» **TASK REQUIREMENTS**: From the listing below, pull each line that includes "Maine".

» **GIVEN ENTRIES**:
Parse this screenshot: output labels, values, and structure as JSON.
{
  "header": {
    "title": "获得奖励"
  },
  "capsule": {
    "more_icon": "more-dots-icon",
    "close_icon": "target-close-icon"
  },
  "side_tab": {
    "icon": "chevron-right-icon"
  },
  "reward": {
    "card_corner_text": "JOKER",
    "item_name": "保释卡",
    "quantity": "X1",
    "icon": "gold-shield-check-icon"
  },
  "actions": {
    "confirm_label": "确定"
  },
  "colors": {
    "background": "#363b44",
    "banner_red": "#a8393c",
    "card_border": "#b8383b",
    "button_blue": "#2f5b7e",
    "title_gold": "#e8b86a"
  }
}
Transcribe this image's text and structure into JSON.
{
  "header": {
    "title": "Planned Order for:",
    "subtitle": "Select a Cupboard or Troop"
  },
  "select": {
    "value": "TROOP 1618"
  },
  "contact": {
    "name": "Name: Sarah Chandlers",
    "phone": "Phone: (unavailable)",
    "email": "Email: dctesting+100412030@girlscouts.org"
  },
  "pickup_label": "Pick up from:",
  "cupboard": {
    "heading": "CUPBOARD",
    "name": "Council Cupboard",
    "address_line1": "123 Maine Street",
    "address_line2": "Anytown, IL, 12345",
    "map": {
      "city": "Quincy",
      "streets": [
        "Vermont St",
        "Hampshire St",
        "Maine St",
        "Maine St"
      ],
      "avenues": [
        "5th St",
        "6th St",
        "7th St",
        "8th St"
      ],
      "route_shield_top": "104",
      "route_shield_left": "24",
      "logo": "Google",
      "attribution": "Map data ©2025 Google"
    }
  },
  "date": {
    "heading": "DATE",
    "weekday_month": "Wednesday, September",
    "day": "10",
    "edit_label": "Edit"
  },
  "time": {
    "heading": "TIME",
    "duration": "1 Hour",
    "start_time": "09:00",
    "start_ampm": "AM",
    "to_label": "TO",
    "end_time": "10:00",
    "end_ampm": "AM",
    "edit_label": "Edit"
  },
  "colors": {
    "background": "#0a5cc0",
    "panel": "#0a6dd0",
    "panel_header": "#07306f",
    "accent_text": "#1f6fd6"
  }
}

» **FINAL ANSWER**:
    "address_line1": "123 Maine Street",
        "Maine St",
        "Maine St"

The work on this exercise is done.